DATASET RECORDS:
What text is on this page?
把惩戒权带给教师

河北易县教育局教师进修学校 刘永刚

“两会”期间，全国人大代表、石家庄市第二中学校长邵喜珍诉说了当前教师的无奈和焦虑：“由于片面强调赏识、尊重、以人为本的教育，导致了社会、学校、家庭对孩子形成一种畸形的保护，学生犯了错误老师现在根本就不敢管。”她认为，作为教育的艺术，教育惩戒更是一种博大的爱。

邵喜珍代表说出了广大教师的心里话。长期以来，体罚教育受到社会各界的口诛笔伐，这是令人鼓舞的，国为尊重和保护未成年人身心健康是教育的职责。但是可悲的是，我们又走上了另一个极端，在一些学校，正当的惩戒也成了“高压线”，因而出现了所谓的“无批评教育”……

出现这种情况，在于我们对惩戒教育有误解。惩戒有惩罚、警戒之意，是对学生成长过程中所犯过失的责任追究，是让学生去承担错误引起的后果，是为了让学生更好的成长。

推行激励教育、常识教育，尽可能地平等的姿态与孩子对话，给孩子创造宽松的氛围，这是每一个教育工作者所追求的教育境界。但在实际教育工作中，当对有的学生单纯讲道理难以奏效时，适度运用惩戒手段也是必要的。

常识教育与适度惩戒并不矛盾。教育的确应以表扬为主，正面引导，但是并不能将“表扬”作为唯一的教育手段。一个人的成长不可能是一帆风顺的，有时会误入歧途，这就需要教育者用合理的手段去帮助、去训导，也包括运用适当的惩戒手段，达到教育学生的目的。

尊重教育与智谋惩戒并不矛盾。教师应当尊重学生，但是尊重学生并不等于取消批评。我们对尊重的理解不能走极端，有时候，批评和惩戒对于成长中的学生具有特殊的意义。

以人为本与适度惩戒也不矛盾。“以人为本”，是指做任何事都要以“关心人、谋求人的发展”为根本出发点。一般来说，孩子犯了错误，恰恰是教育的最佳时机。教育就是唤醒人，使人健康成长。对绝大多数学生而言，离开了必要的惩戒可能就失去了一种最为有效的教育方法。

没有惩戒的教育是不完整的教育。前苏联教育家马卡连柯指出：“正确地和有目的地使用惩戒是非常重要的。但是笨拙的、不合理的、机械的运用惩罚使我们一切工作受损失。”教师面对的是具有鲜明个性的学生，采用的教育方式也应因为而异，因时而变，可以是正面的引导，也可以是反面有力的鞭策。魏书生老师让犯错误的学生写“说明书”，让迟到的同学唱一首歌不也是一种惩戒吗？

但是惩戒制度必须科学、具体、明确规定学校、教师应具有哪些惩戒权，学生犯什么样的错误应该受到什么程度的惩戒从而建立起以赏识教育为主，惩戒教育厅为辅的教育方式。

INSTRUCTION: Write out every record shown above, word for word.

EXPECTED ANSWER:
What text is on this page?
把惩戒权带给教师

河北易县教育局教师进修学校 刘永刚

“两会”期间，全国人大代表、石家庄市第二中学校长邵喜珍诉说了当前教师的无奈和焦虑：“由于片面强调赏识、尊重、以人为本的教育，导致了社会、学校、家庭对孩子形成一种畸形的保护，学生犯了错误老师现在根本就不敢管。”她认为，作为教育的艺术，教育惩戒更是一种博大的爱。

邵喜珍代表说出了广大教师的心里话。长期以来，体罚教育受到社会各界的口诛笔伐，这是令人鼓舞的，国为尊重和保护未成年人身心健康是教育的职责。但是可悲的是，我们又走上了另一个极端，在一些学校，正当的惩戒也成了“高压线”，因而出现了所谓的“无批评教育”……

出现这种情况，在于我们对惩戒教育有误解。惩戒有惩罚、警戒之意，是对学生成长过程中所犯过失的责任追究，是让学生去承担错误引起的后果，是为了让学生更好的成长。

推行激励教育、常识教育，尽可能地平等的姿态与孩子对话，给孩子创造宽松的氛围，这是每一个教育工作者所追求的教育境界。但在实际教育工作中，当对有的学生单纯讲道理难以奏效时，适度运用惩戒手段也是必要的。

常识教育与适度惩戒并不矛盾。教育的确应以表扬为主，正面引导，但是并不能将“表扬”作为唯一的教育手段。一个人的成长不可能是一帆风顺的，有时会误入歧途，这就需要教育者用合理的手段去帮助、去训导，也包括运用适当的惩戒手段，达到教育学生的目的。

尊重教育与智谋惩戒并不矛盾。教师应当尊重学生，但是尊重学生并不等于取消批评。我们对尊重的理解不能走极端，有时候，批评和惩戒对于成长中的学生具有特殊的意义。

以人为本与适度惩戒也不矛盾。“以人为本”，是指做任何事都要以“关心人、谋求人的发展”为根本出发点。一般来说，孩子犯了错误，恰恰是教育的最佳时机。教育就是唤醒人，使人健康成长。对绝大多数学生而言，离开了必要的惩戒可能就失去了一种最为有效的教育方法。

没有惩戒的教育是不完整的教育。前苏联教育家马卡连柯指出：“正确地和有目的地使用惩戒是非常重要的。但是笨拙的、不合理的、机械的运用惩罚使我们一切工作受损失。”教师面对的是具有鲜明个性的学生，采用的教育方式也应因为而异，因时而变，可以是正面的引导，也可以是反面有力的鞭策。魏书生老师让犯错误的学生写“说明书”，让迟到的同学唱一首歌不也是一种惩戒吗？

但是惩戒制度必须科学、具体、明确规定学校、教师应具有哪些惩戒权，学生犯什么样的错误应该受到什么程度的惩戒从而建立起以赏识教育为主，惩戒教育厅为辅的教育方式。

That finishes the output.